Start

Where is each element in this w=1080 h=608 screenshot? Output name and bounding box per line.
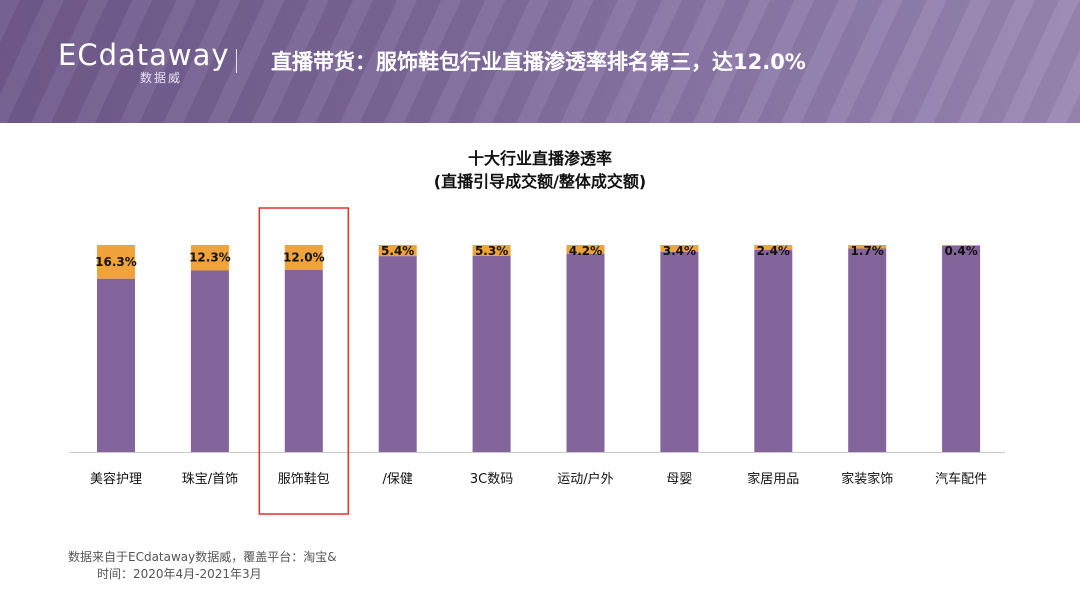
x-tick-label: 母婴 xyxy=(666,472,692,487)
bar-penetration xyxy=(660,245,699,253)
bar-penetration xyxy=(942,245,981,246)
footnote-source: 数据来自于ECdataway数据威，覆盖平台：淘宝& xyxy=(68,550,337,564)
x-tick-label: 家装家饰 xyxy=(841,471,893,487)
data-label: 3.4% xyxy=(663,244,696,258)
chart-title: 十大行业直播渗透率 xyxy=(467,149,612,168)
x-tick-label: /保健 xyxy=(383,472,413,487)
bar-penetration xyxy=(848,245,887,249)
bar-penetration xyxy=(566,245,605,254)
bar-penetration xyxy=(284,245,323,270)
bar-remainder xyxy=(566,253,605,452)
bar-remainder xyxy=(754,249,793,452)
x-tick-label: 美容护理 xyxy=(90,471,142,487)
bar-remainder xyxy=(472,255,511,452)
footnote-period: 时间：2020年4月-2021年3月 xyxy=(97,567,262,581)
data-label: 2.4% xyxy=(757,244,790,258)
bar-penetration xyxy=(472,245,511,256)
x-tick-label: 3C数码 xyxy=(470,472,513,487)
data-label: 0.4% xyxy=(944,244,977,258)
bar-remainder xyxy=(942,245,981,452)
logo-text: ECdataway xyxy=(58,38,230,72)
bar-penetration xyxy=(378,245,417,257)
bar-remainder xyxy=(848,248,887,452)
x-tick-label: 珠宝/首饰 xyxy=(182,472,238,487)
data-label: 5.3% xyxy=(475,244,508,258)
header-banner: ECdataway 数据威 直播带货：服饰鞋包行业直播渗透率排名第三，达12.0… xyxy=(0,0,1080,123)
bar-penetration xyxy=(754,245,793,250)
bar-remainder xyxy=(284,269,323,452)
highlight-box xyxy=(258,207,350,515)
bar-remainder xyxy=(97,278,135,452)
x-tick-label: 运动/户外 xyxy=(557,471,613,487)
data-label: 12.3% xyxy=(189,251,231,265)
page-title: 直播带货：服饰鞋包行业直播渗透率排名第三，达12.0% xyxy=(271,50,806,74)
ecdataway-logo: ECdataway 数据威 xyxy=(58,38,230,85)
bar-penetration xyxy=(97,245,135,279)
data-label: 1.7% xyxy=(851,244,884,258)
bar-penetration xyxy=(190,245,229,271)
header-divider xyxy=(236,49,237,73)
x-tick-label: 服饰鞋包 xyxy=(278,471,330,487)
bar-remainder xyxy=(660,252,699,452)
chart-subtitle: (直播引导成交额/整体成交额) xyxy=(433,172,647,191)
data-label: 4.2% xyxy=(569,244,602,258)
logo-subtext: 数据威 xyxy=(140,71,183,85)
bar-remainder xyxy=(190,270,229,452)
x-tick-label: 汽车配件 xyxy=(935,471,987,487)
data-label: 5.4% xyxy=(381,244,414,258)
data-label: 16.3% xyxy=(95,255,137,269)
bar-remainder xyxy=(378,256,417,452)
x-tick-label: 家居用品 xyxy=(747,471,799,487)
data-label: 12.0% xyxy=(283,250,325,264)
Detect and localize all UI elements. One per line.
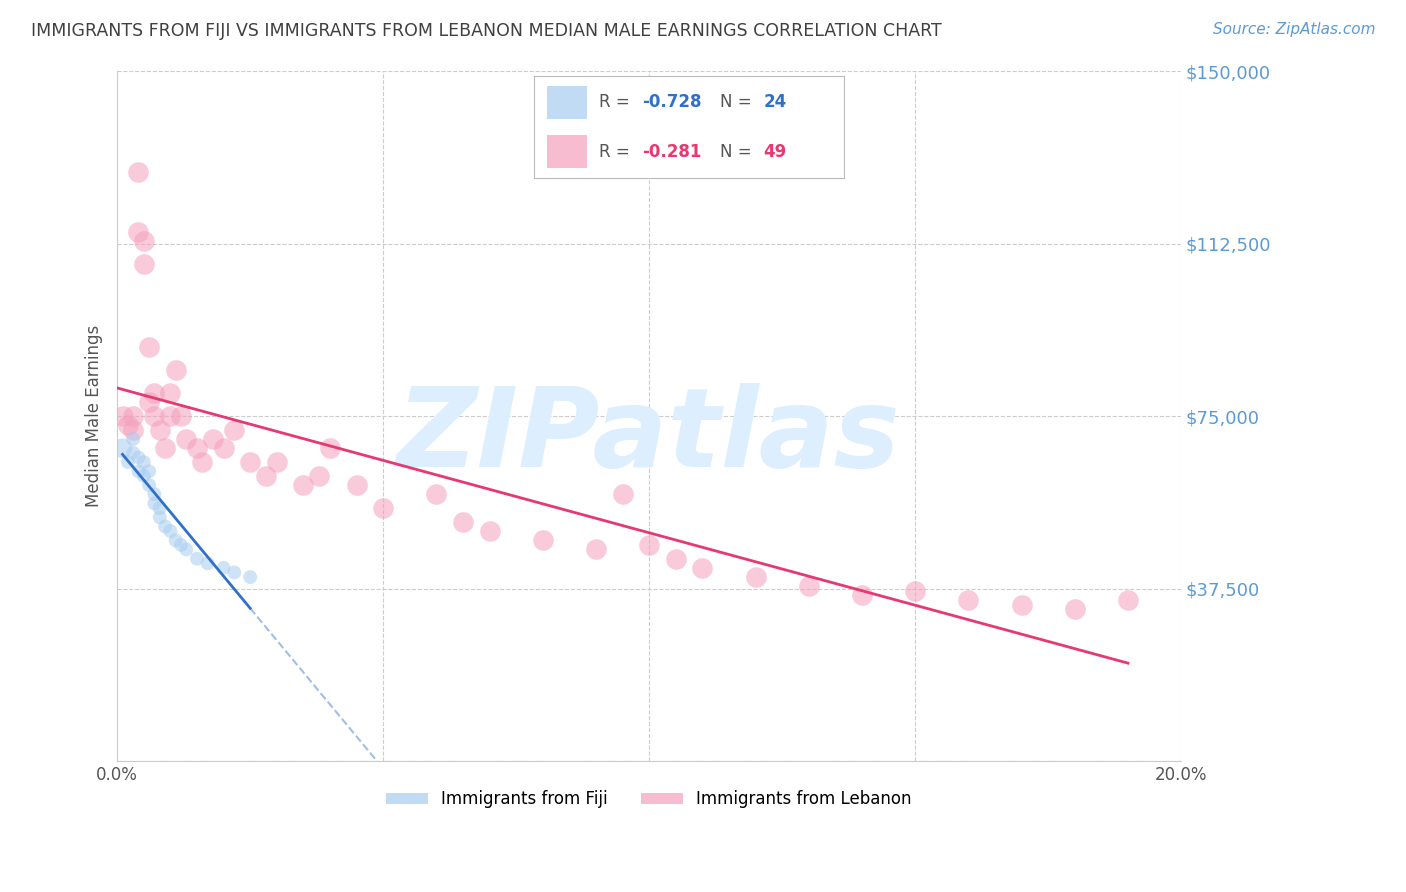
Point (143, 496, 166, 510)
Text: IMMIGRANTS FROM FIJI VS IMMIGRANTS FROM LEBANON MEDIAN MALE EARNINGS CORRELATION: IMMIGRANTS FROM FIJI VS IMMIGRANTS FROM … (31, 22, 942, 40)
Text: 24: 24 (763, 94, 786, 112)
Point (239, 570, 262, 584)
Point (149, 510, 172, 524)
Point (122, 409, 145, 423)
Text: R =: R = (599, 143, 636, 161)
Point (612, 487, 634, 501)
Point (127, 225, 149, 239)
Point (176, 542, 198, 557)
Point (159, 524, 181, 538)
Point (191, 455, 214, 469)
Text: 49: 49 (763, 143, 786, 161)
Point (165, 363, 187, 377)
Point (176, 432, 198, 446)
Point (451, 515, 474, 529)
Point (224, 423, 246, 437)
Point (744, 570, 766, 584)
Point (851, 589, 873, 603)
Point (1011, 598, 1033, 612)
Point (531, 533, 554, 548)
Point (1063, 602, 1085, 616)
Point (159, 409, 181, 423)
Point (117, 455, 139, 469)
Point (212, 442, 235, 456)
Point (117, 418, 139, 433)
Point (239, 455, 262, 469)
Point (122, 446, 145, 460)
Point (127, 165, 149, 179)
Text: -0.281: -0.281 (643, 143, 702, 161)
Point (308, 468, 330, 483)
Point (122, 432, 145, 446)
Point (127, 450, 149, 465)
Bar (547, 136, 586, 168)
Point (138, 395, 160, 409)
Point (346, 478, 368, 492)
Point (957, 593, 980, 607)
Point (692, 561, 714, 575)
Point (170, 538, 193, 552)
Point (138, 340, 160, 354)
Point (1116, 593, 1139, 607)
Point (127, 464, 149, 478)
Point (319, 442, 342, 456)
Point (373, 501, 395, 516)
Point (165, 533, 187, 548)
Text: ZIPatlas: ZIPatlas (398, 384, 901, 491)
Point (149, 423, 172, 437)
Point (478, 524, 501, 538)
Point (292, 478, 315, 492)
Point (111, 442, 134, 456)
Point (266, 455, 288, 469)
Point (224, 566, 246, 580)
Point (425, 487, 447, 501)
Point (143, 487, 166, 501)
Legend: Immigrants from Fiji, Immigrants from Lebanon: Immigrants from Fiji, Immigrants from Le… (380, 783, 918, 815)
Point (186, 551, 208, 566)
Point (904, 583, 927, 598)
Text: N =: N = (720, 94, 756, 112)
Y-axis label: Median Male Earnings: Median Male Earnings (86, 325, 103, 508)
Point (186, 442, 208, 456)
Point (153, 442, 176, 456)
Bar (547, 87, 586, 119)
Point (143, 386, 166, 401)
Point (153, 519, 176, 533)
Point (212, 561, 235, 575)
Point (122, 423, 145, 437)
Point (138, 464, 160, 478)
Point (797, 579, 820, 593)
Point (111, 409, 134, 423)
Text: -0.728: -0.728 (643, 94, 702, 112)
Point (143, 409, 166, 423)
Point (132, 234, 155, 248)
Point (585, 542, 607, 557)
Point (132, 455, 155, 469)
Text: Source: ZipAtlas.com: Source: ZipAtlas.com (1212, 22, 1375, 37)
Point (201, 432, 224, 446)
Text: N =: N = (720, 143, 756, 161)
Point (132, 468, 155, 483)
Text: R =: R = (599, 94, 636, 112)
Point (197, 556, 219, 570)
Point (159, 386, 181, 401)
Point (149, 501, 172, 516)
Point (665, 551, 688, 566)
Point (132, 257, 155, 271)
Point (638, 538, 661, 552)
Point (254, 468, 277, 483)
Point (138, 478, 160, 492)
Point (170, 409, 193, 423)
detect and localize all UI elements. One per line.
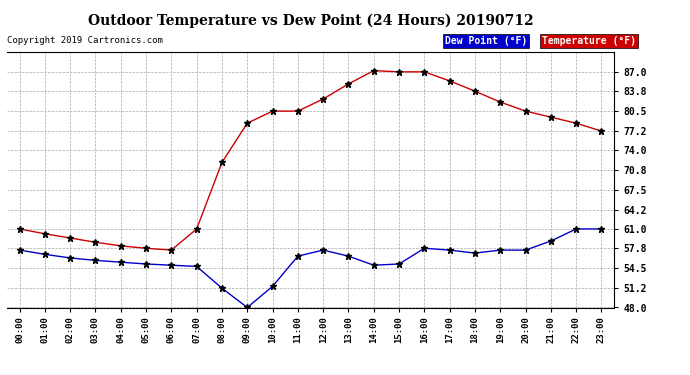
- Text: Temperature (°F): Temperature (°F): [542, 36, 635, 46]
- Text: Outdoor Temperature vs Dew Point (24 Hours) 20190712: Outdoor Temperature vs Dew Point (24 Hou…: [88, 13, 533, 27]
- Text: Copyright 2019 Cartronics.com: Copyright 2019 Cartronics.com: [7, 36, 163, 45]
- Text: Dew Point (°F): Dew Point (°F): [445, 36, 527, 46]
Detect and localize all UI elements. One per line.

End

→ REQUEST
Could you format every one of the entries above as a JSON list of strings, with one string per line, no blank lines, and the pictures left out?

→ SOLVED PROBLEM
[
  "Where is each element in this w=1080 h=608 screenshot? Output name and bounding box per line.",
  "x-tick-label: 母婴 xyxy=(666,472,692,487)",
  "bar-penetration xyxy=(660,245,699,253)",
  "bar-penetration xyxy=(942,245,981,246)",
  "footnote-source: 数据来自于ECdataway数据威，覆盖平台：淘宝& xyxy=(68,550,337,564)",
  "x-tick-label: 家装家饰 xyxy=(841,471,893,487)",
  "data-label: 3.4% xyxy=(663,244,696,258)",
  "chart-title: 十大行业直播渗透率 xyxy=(467,149,612,168)",
  "x-tick-label: /保健 xyxy=(383,472,413,487)",
  "bar-penetration xyxy=(848,245,887,249)",
  "bar-penetration xyxy=(566,245,605,254)",
  "bar-penetration xyxy=(284,245,323,270)",
  "bar-remainder xyxy=(566,253,605,452)",
  "bar-remainder xyxy=(754,249,793,452)",
  "x-tick-label: 美容护理 xyxy=(90,471,142,487)",
  "bar-remainder xyxy=(472,255,511,452)",
  "footnote-period: 时间：2020年4月-2021年3月 xyxy=(97,567,262,581)",
  "data-label: 2.4% xyxy=(757,244,790,258)",
  "bar-penetration xyxy=(472,245,511,256)",
  "x-tick-label: 3C数码 xyxy=(470,472,513,487)",
  "data-label: 0.4% xyxy=(944,244,977,258)",
  "bar-remainder xyxy=(942,245,981,452)",
  "logo-text: ECdataway xyxy=(58,38,230,72)",
  "bar-penetration xyxy=(378,245,417,257)",
  "bar-remainder xyxy=(848,248,887,452)",
  "x-tick-label: 珠宝/首饰 xyxy=(182,472,238,487)",
  "data-label: 5.3% xyxy=(475,244,508,258)",
  "header-banner: ECdataway 数据威 直播带货：服饰鞋包行业直播渗透率排名第三，达12.0… xyxy=(0,0,1080,123)",
  "bar-penetration xyxy=(754,245,793,250)",
  "bar-remainder xyxy=(284,269,323,452)",
  "highlight-box xyxy=(258,207,350,515)",
  "bar-remainder xyxy=(97,278,135,452)",
  "x-tick-label: 运动/户外 xyxy=(557,471,613,487)",
  "data-label: 12.3% xyxy=(189,251,231,265)",
  "page-title: 直播带货：服饰鞋包行业直播渗透率排名第三，达12.0% xyxy=(271,50,806,74)",
  "ecdataway-logo: ECdataway 数据威 xyxy=(58,38,230,85)",
  "bar-penetration xyxy=(97,245,135,279)",
  "data-label: 1.7% xyxy=(851,244,884,258)",
  "bar-penetration xyxy=(190,245,229,271)",
  "header-divider xyxy=(236,49,237,73)",
  "x-tick-label: 服饰鞋包 xyxy=(278,471,330,487)",
  "bar-remainder xyxy=(660,252,699,452)",
  "chart-subtitle: (直播引导成交额/整体成交额) xyxy=(433,172,647,191)",
  "data-label: 4.2% xyxy=(569,244,602,258)",
  "logo-subtext: 数据威 xyxy=(140,71,183,85)",
  "bar-remainder xyxy=(190,270,229,452)",
  "x-tick-label: 汽车配件 xyxy=(935,471,987,487)",
  "data-label: 5.4% xyxy=(381,244,414,258)",
  "data-label: 16.3% xyxy=(95,255,137,269)",
  "bar-remainder xyxy=(378,256,417,452)",
  "x-tick-label: 家居用品 xyxy=(747,471,799,487)",
  "data-label: 12.0% xyxy=(283,250,325,264)",
  "Detect and localize all UI elements. One per line.",
  "Point (143, 496, 166, 510)",
  "Text: IMMIGRANTS FROM FIJI VS IMMIGRANTS FROM LEBANON MEDIAN MALE EARNINGS CORRELATION: IMMIGRANTS FROM FIJI VS IMMIGRANTS FROM … (31, 22, 942, 40)",
  "Text: 24: 24 (763, 94, 786, 112)",
  "Point (239, 570, 262, 584)",
  "Point (149, 510, 172, 524)",
  "Point (122, 409, 145, 423)",
  "Text: R =: R = (599, 143, 636, 161)",
  "Point (612, 487, 634, 501)",
  "Point (127, 225, 149, 239)",
  "Point (176, 542, 198, 557)",
  "Point (159, 524, 181, 538)",
  "Point (191, 455, 214, 469)",
  "Text: 49: 49 (763, 143, 786, 161)",
  "Point (165, 363, 187, 377)",
  "Point (176, 432, 198, 446)",
  "Point (451, 515, 474, 529)",
  "Point (224, 423, 246, 437)",
  "Point (744, 570, 766, 584)",
  "Point (851, 589, 873, 603)",
  "Point (1011, 598, 1033, 612)",
  "Point (531, 533, 554, 548)",
  "Point (1063, 602, 1085, 616)",
  "Point (159, 409, 181, 423)",
  "Point (117, 455, 139, 469)",
  "Point (212, 442, 235, 456)",
  "Point (117, 418, 139, 433)",
  "Point (239, 455, 262, 469)",
  "Point (122, 446, 145, 460)",
  "Point (127, 165, 149, 179)",
  "Text: -0.281: -0.281 (643, 143, 702, 161)",
  "Point (308, 468, 330, 483)",
  "Point (122, 432, 145, 446)",
  "Point (127, 450, 149, 465)",
  "Bar (547, 136, 586, 168)",
  "Point (138, 395, 160, 409)",
  "Point (346, 478, 368, 492)",
  "Point (957, 593, 980, 607)",
  "Point (692, 561, 714, 575)",
  "Point (170, 538, 193, 552)",
  "Point (138, 340, 160, 354)",
  "Point (1116, 593, 1139, 607)",
  "Point (127, 464, 149, 478)",
  "Point (319, 442, 342, 456)",
  "Point (373, 501, 395, 516)",
  "Point (165, 533, 187, 548)",
  "Text: ZIPatlas: ZIPatlas (398, 384, 901, 491)",
  "Point (149, 423, 172, 437)",
  "Point (478, 524, 501, 538)",
  "Point (292, 478, 315, 492)",
  "Point (111, 442, 134, 456)",
  "Point (266, 455, 288, 469)",
  "Point (224, 566, 246, 580)",
  "Point (425, 487, 447, 501)",
  "Point (143, 487, 166, 501)",
  "Legend: Immigrants from Fiji, Immigrants from Lebanon: Immigrants from Fiji, Immigrants from Le… (380, 783, 918, 815)",
  "Point (186, 551, 208, 566)",
  "Point (904, 583, 927, 598)",
  "Text: N =: N = (720, 94, 756, 112)",
  "Y-axis label: Median Male Earnings: Median Male Earnings (86, 325, 103, 508)",
  "Point (186, 442, 208, 456)",
  "Point (153, 442, 176, 456)",
  "Bar (547, 87, 586, 119)",
  "Point (143, 386, 166, 401)",
  "Point (153, 519, 176, 533)",
  "Point (212, 561, 235, 575)",
  "Point (122, 423, 145, 437)",
  "Point (138, 464, 160, 478)",
  "Point (797, 579, 820, 593)",
  "Point (111, 409, 134, 423)",
  "Text: -0.728: -0.728 (643, 94, 702, 112)",
  "Point (143, 409, 166, 423)",
  "Point (132, 234, 155, 248)",
  "Point (585, 542, 607, 557)",
  "Point (132, 455, 155, 469)",
  "Text: Source: ZipAtlas.com: Source: ZipAtlas.com (1212, 22, 1375, 37)",
  "Point (201, 432, 224, 446)",
  "Text: N =: N = (720, 143, 756, 161)",
  "Point (132, 468, 155, 483)",
  "Text: R =: R = (599, 94, 636, 112)",
  "Point (197, 556, 219, 570)",
  "Point (159, 386, 181, 401)",
  "Point (149, 501, 172, 516)",
  "Point (665, 551, 688, 566)",
  "Point (132, 257, 155, 271)",
  "Point (638, 538, 661, 552)",
  "Point (254, 468, 277, 483)",
  "Point (138, 478, 160, 492)",
  "Point (170, 409, 193, 423)",
  "detect and localize all UI elements. One per line.",
  "- Text: Temperature (°F): Temperature (°F): [542, 36, 635, 46]",
  "- Text: Outdoor Temperature vs Dew Point (24 Hours) 20190712: Outdoor Temperature vs Dew Point (24 Hou…: [88, 13, 533, 27]",
  "- Text: Copyright 2019 Cartronics.com: Copyright 2019 Cartronics.com: [7, 36, 163, 45]",
  "- Text: Dew Point (°F): Dew Point (°F): [445, 36, 527, 46]",
  "Detect and localize all UI elements. One per line."
]